··· DATASET EXTRACT

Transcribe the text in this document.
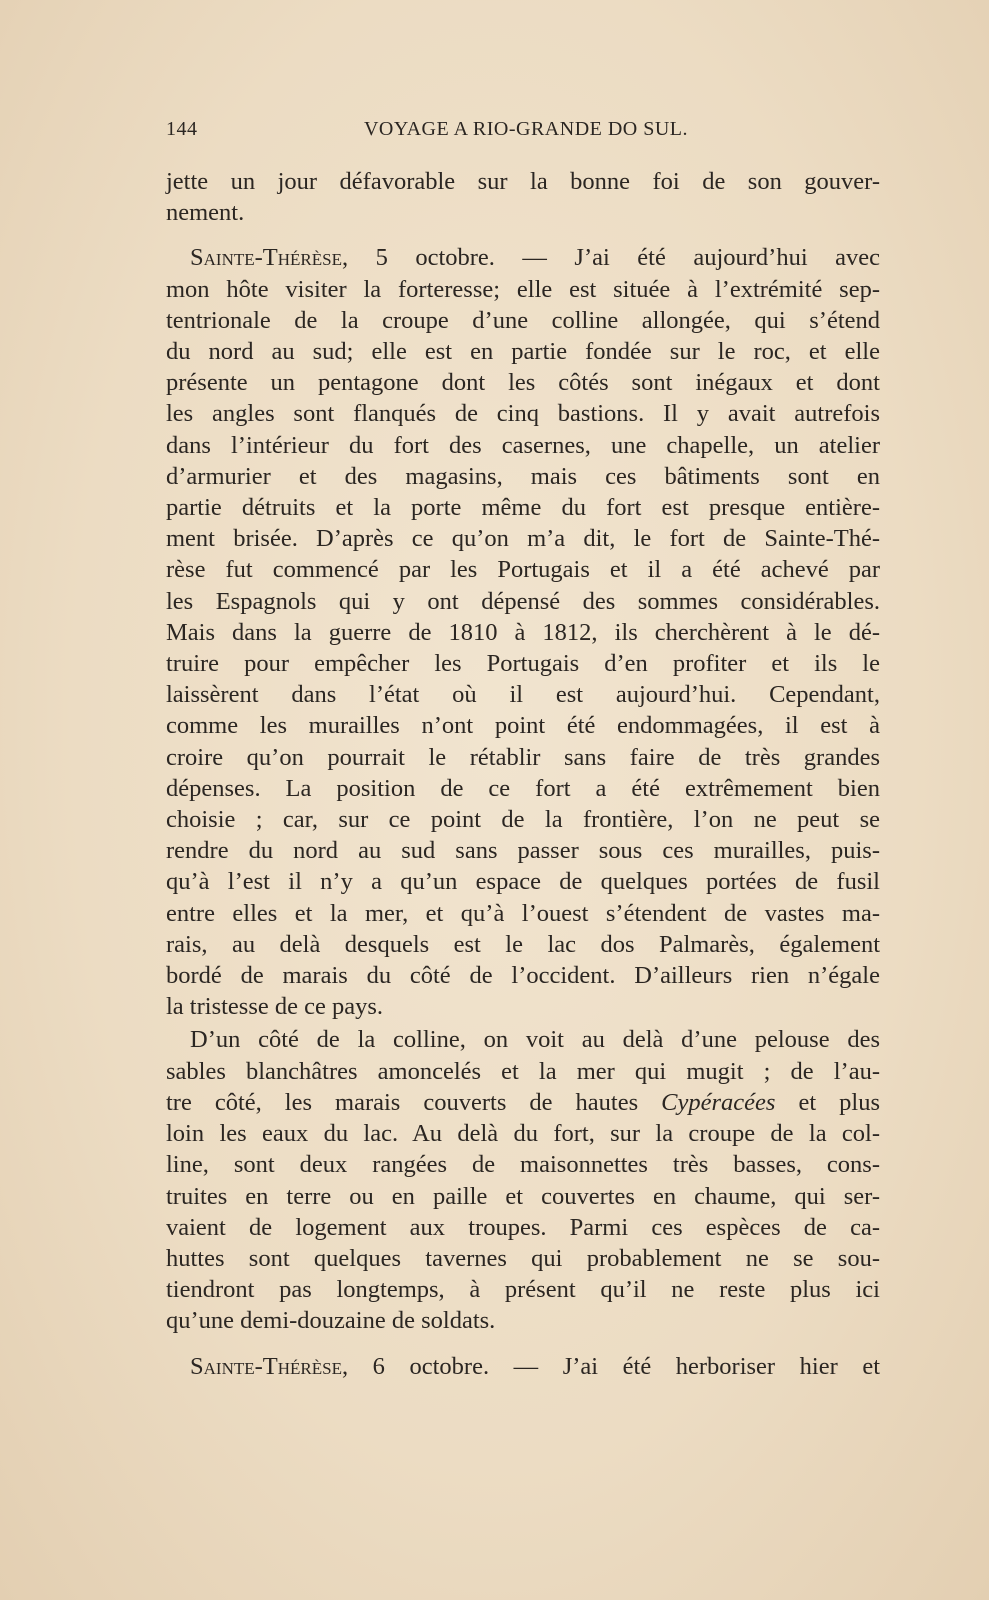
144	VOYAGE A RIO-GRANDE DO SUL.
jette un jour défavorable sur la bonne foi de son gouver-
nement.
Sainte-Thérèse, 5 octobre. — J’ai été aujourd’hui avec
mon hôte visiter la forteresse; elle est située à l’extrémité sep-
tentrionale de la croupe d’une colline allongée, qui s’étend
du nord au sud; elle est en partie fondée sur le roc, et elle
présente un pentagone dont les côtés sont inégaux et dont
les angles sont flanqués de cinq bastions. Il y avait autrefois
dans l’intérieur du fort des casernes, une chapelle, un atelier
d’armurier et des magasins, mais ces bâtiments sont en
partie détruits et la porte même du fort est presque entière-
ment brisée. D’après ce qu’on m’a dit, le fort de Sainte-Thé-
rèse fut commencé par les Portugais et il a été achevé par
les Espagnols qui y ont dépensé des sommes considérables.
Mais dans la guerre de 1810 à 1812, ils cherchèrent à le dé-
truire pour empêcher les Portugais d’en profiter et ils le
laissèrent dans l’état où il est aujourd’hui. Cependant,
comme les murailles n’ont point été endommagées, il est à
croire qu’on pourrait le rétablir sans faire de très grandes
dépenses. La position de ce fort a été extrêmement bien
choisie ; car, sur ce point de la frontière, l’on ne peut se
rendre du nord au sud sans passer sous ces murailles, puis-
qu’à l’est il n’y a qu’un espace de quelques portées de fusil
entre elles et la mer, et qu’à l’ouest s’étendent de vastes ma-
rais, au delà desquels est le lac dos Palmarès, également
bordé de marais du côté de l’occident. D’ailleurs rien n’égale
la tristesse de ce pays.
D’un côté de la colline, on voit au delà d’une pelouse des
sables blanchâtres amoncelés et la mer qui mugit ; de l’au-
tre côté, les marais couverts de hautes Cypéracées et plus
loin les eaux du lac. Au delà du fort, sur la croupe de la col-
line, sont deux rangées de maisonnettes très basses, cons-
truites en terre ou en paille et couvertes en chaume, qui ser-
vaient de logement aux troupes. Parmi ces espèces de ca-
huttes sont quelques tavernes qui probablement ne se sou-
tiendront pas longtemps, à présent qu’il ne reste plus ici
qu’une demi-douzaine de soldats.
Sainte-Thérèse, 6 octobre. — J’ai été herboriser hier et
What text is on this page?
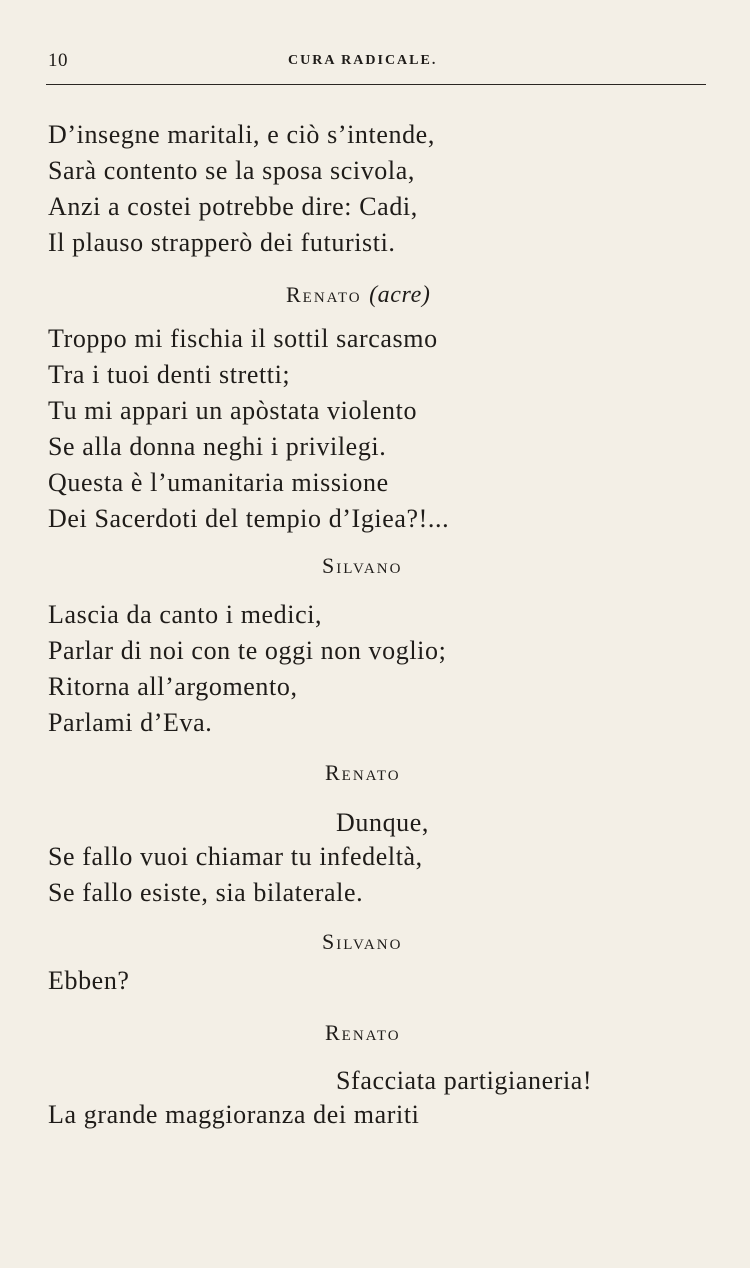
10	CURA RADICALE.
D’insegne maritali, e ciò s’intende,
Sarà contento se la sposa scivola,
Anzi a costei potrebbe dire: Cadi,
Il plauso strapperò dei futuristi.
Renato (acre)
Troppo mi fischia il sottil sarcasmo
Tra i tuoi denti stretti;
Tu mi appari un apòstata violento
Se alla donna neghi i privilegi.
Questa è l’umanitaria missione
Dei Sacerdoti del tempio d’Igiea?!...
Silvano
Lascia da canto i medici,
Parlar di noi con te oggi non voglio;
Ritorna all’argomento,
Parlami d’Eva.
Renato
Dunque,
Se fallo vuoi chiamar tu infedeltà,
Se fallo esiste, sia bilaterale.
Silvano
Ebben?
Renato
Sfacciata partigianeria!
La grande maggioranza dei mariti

······
··· DATASET EXTRACT

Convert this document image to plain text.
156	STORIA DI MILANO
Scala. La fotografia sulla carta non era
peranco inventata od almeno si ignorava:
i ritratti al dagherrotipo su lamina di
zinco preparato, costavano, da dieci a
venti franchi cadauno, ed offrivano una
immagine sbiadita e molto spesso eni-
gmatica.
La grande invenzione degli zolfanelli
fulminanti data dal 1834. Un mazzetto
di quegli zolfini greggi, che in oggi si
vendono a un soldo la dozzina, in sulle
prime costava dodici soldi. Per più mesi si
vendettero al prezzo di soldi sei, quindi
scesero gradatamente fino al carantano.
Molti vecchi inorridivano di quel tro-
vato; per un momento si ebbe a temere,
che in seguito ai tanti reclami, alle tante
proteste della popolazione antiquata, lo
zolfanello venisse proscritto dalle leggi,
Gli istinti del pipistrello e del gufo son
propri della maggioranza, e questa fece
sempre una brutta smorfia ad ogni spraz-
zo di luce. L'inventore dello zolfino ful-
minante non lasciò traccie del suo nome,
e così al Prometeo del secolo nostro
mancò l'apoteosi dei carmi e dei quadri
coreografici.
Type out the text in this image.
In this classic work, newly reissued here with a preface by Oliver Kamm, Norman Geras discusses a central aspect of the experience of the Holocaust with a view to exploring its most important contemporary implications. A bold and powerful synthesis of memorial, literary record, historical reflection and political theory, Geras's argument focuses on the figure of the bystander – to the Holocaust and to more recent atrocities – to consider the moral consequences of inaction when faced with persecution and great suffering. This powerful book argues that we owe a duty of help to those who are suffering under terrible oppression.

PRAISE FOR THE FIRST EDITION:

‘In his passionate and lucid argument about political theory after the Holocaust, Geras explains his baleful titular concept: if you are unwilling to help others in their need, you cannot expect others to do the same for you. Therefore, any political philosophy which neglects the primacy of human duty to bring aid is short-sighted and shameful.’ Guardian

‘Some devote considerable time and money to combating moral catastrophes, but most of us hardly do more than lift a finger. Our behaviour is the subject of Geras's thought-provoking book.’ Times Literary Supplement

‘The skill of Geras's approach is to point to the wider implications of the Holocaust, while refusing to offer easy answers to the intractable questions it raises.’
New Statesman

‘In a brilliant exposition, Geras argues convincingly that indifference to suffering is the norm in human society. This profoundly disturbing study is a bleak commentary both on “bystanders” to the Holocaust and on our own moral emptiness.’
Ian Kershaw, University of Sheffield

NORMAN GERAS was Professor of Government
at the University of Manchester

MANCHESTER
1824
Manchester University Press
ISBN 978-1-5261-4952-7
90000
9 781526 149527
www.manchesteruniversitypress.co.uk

······
··· DATASET EXTRACT

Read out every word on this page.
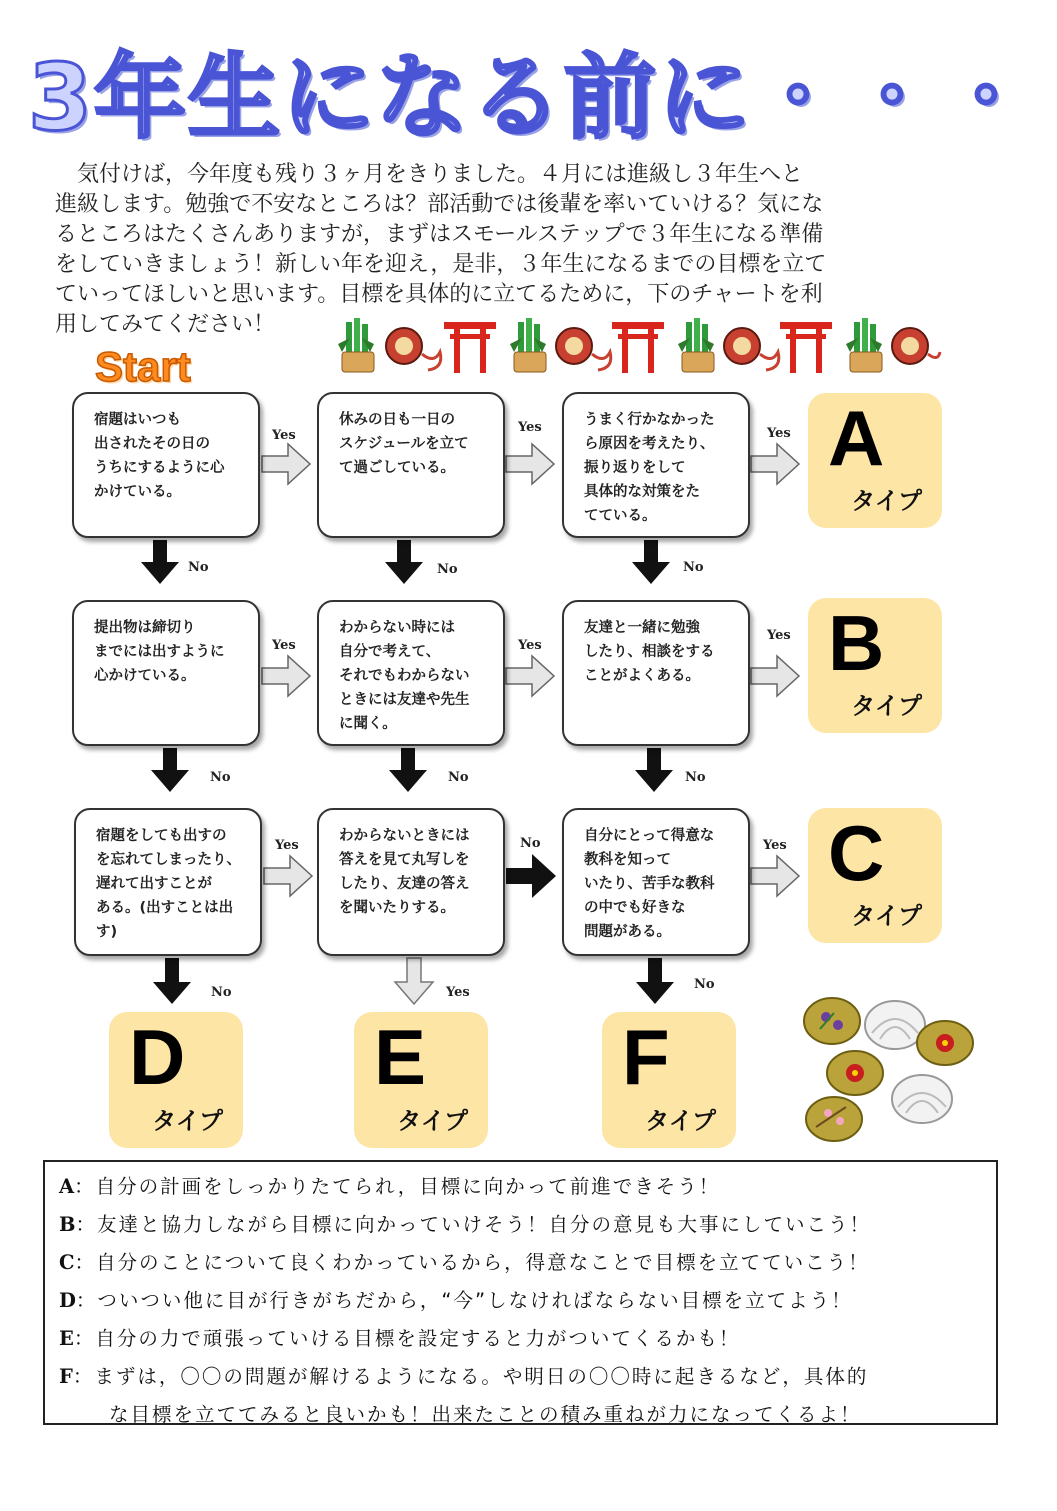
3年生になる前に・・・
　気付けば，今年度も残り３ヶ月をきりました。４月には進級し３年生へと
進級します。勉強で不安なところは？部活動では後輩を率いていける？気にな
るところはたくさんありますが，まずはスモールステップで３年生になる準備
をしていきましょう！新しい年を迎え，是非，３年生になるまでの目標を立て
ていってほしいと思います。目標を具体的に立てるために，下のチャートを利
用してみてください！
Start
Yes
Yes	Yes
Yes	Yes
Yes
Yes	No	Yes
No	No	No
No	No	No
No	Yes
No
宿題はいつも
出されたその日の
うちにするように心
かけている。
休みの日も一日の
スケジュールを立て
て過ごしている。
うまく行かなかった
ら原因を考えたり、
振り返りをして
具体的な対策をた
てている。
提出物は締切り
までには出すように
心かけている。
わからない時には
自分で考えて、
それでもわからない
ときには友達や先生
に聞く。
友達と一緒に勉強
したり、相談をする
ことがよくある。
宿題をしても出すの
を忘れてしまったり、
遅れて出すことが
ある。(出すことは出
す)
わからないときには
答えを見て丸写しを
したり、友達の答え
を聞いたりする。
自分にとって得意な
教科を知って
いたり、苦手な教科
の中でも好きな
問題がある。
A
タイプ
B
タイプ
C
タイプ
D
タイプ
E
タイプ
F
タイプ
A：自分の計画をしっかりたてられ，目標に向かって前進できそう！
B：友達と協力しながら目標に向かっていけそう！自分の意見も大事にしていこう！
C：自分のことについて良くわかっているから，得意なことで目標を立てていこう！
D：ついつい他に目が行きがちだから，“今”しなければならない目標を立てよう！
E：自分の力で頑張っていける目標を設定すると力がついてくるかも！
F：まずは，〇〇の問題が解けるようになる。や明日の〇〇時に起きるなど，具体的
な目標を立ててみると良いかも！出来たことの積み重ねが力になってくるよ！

······

### GOAL OF THE EXERCISE
Copy every line of the entries above in which "Thérèse" occurs.

### SOLUTION FOR THIS EXERCISE
Sainte-Thérèse, 5 octobre. — J’ai été aujourd’hui avec
Sainte-Thérèse, 6 octobre. — J’ai été herboriser hier et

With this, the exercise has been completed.